**Stated goal**
Go through the material below and copy each line where the word "your" appears.

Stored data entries
<<<<

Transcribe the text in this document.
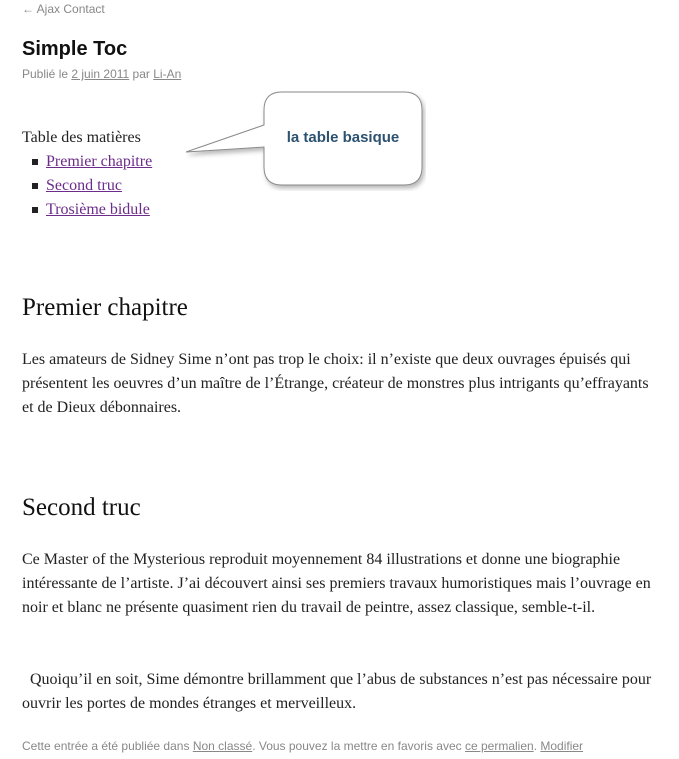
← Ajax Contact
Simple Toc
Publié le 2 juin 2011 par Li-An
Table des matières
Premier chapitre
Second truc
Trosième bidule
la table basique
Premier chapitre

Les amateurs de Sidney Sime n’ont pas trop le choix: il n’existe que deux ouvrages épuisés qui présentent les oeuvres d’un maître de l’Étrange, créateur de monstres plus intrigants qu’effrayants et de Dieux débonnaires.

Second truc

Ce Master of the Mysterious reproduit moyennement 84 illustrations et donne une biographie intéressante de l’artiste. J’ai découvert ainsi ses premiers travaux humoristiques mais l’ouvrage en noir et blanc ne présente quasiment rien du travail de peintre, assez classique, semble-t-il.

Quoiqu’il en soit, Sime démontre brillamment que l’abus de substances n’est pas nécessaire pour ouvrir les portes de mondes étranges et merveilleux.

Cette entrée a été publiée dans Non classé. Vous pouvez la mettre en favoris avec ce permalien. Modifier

>>>>
<<<<

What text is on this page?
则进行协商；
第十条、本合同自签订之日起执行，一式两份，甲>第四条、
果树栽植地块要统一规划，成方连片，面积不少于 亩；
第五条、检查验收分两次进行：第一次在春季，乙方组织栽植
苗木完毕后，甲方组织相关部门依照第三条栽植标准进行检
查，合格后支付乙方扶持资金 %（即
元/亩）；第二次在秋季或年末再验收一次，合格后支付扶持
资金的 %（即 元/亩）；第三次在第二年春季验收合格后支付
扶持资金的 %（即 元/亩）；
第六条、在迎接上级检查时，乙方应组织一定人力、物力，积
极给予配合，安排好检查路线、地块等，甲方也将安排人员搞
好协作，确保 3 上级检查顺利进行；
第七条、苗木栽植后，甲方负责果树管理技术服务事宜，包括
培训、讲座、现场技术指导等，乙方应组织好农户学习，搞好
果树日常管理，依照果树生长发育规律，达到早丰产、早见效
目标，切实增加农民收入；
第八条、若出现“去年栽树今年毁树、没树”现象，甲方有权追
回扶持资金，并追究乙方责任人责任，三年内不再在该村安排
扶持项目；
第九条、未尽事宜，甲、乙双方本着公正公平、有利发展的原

>>>>
<<<<

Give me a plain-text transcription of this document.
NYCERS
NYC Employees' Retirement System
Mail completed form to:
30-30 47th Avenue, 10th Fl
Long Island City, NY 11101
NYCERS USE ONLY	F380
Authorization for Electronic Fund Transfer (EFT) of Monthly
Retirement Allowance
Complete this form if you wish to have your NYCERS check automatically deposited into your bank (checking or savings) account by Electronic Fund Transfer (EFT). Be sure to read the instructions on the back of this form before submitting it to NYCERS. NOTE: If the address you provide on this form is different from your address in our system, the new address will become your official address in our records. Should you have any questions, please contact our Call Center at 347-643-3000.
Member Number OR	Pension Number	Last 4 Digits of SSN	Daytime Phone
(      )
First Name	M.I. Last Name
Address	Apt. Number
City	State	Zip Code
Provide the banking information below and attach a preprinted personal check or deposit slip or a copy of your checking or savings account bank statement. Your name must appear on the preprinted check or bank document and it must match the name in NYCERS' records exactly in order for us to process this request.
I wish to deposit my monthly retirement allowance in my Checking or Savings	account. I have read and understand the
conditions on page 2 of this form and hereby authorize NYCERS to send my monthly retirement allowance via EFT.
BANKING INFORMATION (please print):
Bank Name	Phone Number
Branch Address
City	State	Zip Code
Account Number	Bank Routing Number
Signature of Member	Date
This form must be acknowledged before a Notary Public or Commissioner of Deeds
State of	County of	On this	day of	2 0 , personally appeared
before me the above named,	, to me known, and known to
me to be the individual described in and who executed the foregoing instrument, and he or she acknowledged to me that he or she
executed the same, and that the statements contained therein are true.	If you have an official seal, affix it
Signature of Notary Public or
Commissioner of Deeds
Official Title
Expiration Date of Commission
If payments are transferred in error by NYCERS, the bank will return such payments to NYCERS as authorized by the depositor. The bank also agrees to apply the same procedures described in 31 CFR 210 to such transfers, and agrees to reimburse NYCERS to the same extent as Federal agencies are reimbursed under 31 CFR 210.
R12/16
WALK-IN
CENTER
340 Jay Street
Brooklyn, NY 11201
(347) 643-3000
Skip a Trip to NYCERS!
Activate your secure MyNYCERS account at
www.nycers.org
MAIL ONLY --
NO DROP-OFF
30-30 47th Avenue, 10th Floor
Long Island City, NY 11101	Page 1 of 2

>>>>

**Response below**
Complete this form if you wish to have your NYCERS check automatically deposited into your bank (checking or savings) account by Electronic Fund Transfer (EFT). Be sure to read the instructions on the back of this form before submitting it to NYCERS. NOTE: If the address you provide on this form is different from your address in our system, the new address will become your official address in our records. Should you have any questions, please contact our Call Center at 347-643-3000.
Provide the banking information below and attach a preprinted personal check or deposit slip or a copy of your checking or savings account bank statement. Your name must appear on the preprinted check or bank document and it must match the name in NYCERS' records exactly in order for us to process this request.
Activate your secure MyNYCERS account at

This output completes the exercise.